- _BRIEF_: Collect every line that includes the string "https".

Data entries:
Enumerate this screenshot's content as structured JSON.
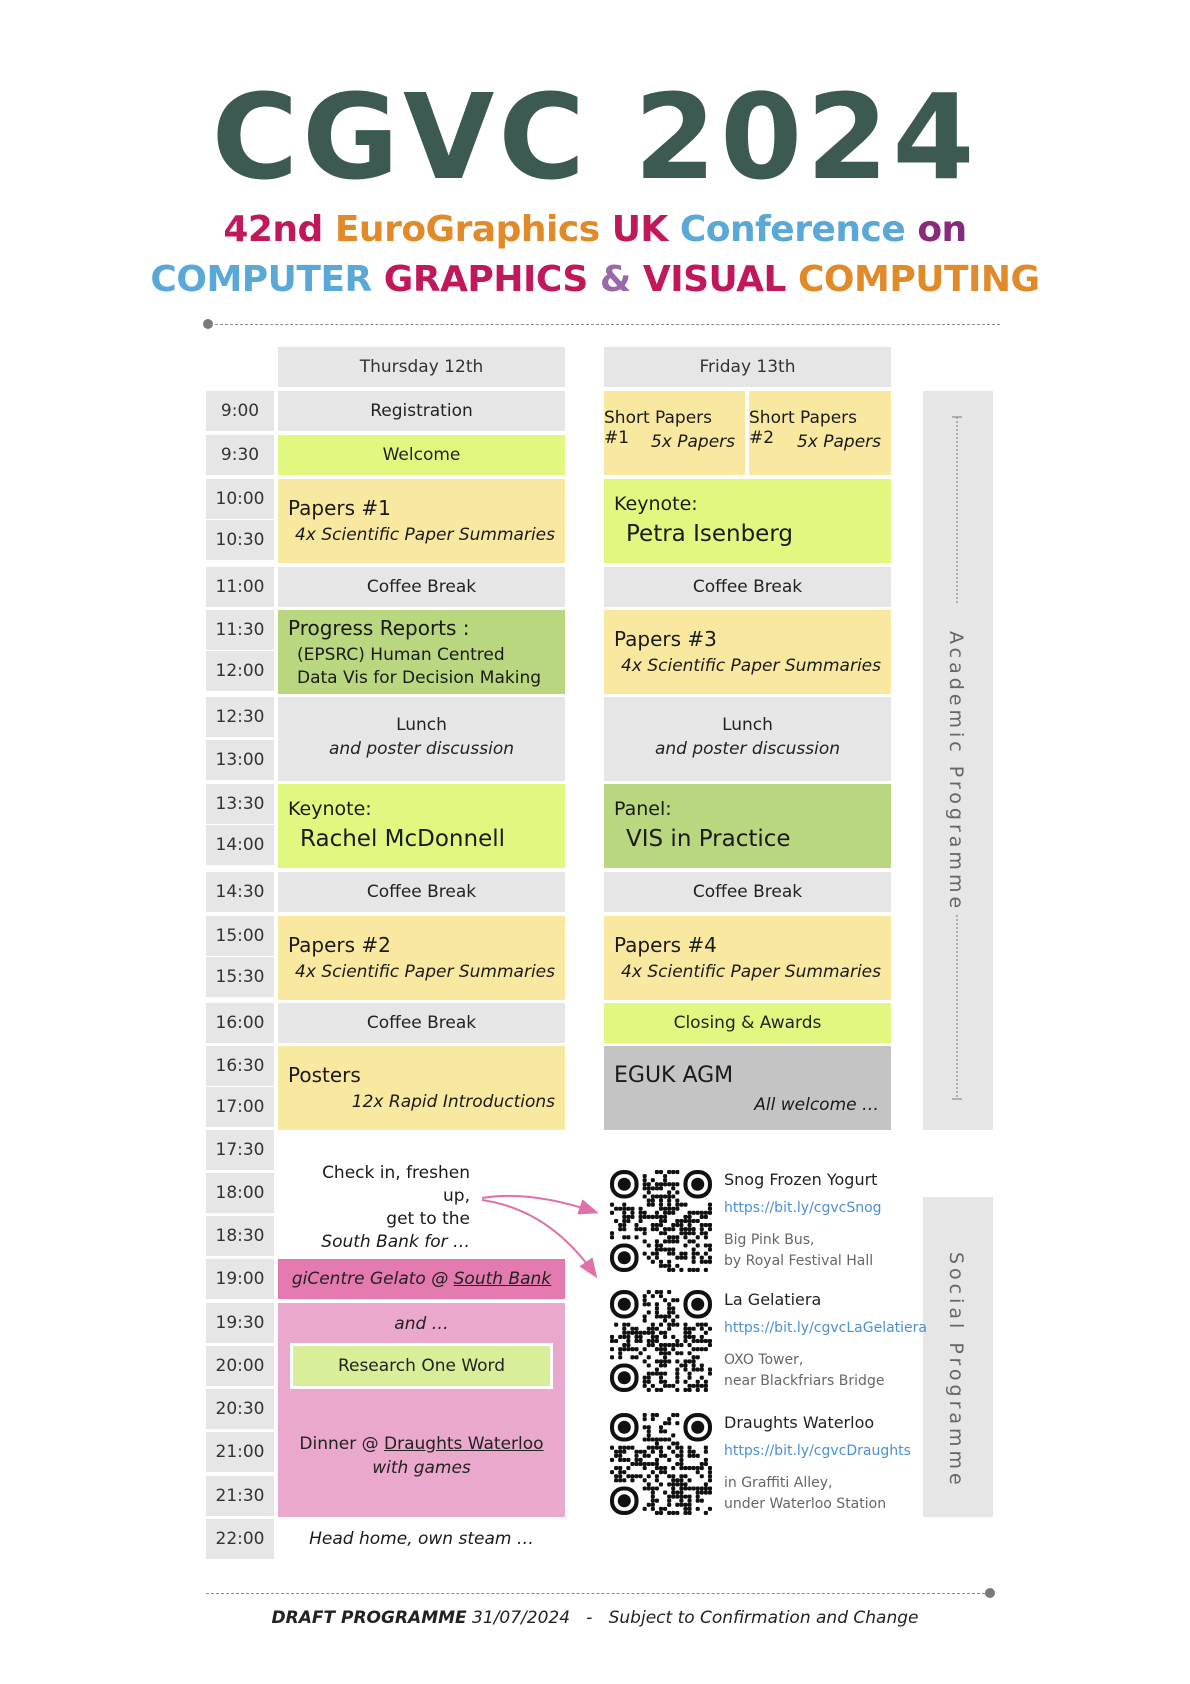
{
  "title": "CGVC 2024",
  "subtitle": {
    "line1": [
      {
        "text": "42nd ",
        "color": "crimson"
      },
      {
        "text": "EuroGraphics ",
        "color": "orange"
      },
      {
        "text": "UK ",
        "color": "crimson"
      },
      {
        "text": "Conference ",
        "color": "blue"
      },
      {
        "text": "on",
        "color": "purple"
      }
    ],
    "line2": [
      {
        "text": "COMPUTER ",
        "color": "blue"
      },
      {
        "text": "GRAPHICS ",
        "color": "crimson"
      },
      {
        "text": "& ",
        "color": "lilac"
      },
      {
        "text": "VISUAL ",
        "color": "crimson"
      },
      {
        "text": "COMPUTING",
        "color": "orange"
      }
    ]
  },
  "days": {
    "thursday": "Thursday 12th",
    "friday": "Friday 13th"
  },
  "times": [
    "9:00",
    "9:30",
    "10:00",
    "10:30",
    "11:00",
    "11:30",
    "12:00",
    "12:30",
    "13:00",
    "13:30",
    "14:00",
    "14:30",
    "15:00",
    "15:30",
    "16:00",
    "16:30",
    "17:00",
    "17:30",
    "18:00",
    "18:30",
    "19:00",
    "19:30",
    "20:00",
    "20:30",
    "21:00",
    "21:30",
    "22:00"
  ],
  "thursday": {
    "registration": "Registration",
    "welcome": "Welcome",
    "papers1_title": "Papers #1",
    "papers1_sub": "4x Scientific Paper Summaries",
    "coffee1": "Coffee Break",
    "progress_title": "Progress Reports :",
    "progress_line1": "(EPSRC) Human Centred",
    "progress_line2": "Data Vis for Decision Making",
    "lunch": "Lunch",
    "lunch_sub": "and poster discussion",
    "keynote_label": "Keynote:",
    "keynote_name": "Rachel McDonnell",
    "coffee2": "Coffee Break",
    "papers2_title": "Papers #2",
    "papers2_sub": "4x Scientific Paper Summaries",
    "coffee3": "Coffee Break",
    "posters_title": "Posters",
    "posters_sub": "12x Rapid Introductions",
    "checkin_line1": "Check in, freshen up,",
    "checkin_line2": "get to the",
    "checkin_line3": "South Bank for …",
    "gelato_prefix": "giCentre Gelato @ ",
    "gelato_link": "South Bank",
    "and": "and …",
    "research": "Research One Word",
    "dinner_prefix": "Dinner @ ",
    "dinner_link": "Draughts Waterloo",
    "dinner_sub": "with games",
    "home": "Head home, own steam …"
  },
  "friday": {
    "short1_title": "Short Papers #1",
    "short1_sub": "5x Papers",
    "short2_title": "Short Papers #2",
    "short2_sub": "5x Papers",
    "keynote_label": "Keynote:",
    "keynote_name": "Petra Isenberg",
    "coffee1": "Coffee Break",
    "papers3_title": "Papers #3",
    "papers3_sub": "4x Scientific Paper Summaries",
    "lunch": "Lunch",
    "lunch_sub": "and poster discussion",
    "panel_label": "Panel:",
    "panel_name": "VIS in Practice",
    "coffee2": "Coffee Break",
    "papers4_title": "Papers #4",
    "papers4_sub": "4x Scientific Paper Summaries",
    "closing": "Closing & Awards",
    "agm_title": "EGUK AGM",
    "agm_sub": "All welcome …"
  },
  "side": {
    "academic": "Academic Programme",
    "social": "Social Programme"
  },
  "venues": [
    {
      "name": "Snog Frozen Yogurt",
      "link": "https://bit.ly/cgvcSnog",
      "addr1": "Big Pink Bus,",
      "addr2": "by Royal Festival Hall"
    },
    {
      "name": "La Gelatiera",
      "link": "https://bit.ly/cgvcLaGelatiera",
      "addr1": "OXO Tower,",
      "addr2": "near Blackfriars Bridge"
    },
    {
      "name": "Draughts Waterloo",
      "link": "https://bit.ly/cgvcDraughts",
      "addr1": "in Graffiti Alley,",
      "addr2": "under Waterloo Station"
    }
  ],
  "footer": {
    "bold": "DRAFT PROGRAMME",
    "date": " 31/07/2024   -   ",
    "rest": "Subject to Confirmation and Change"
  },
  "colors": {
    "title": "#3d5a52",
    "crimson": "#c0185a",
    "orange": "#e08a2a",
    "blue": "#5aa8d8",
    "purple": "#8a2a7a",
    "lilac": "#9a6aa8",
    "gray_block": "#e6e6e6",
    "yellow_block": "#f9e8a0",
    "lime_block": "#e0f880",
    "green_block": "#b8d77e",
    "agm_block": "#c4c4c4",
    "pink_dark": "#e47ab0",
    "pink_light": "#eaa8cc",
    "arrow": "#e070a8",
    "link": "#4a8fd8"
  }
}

- _TASK OUTPUT_:
      "link": "https://bit.ly/cgvcSnog",
      "link": "https://bit.ly/cgvcLaGelatiera",
      "link": "https://bit.ly/cgvcDraughts",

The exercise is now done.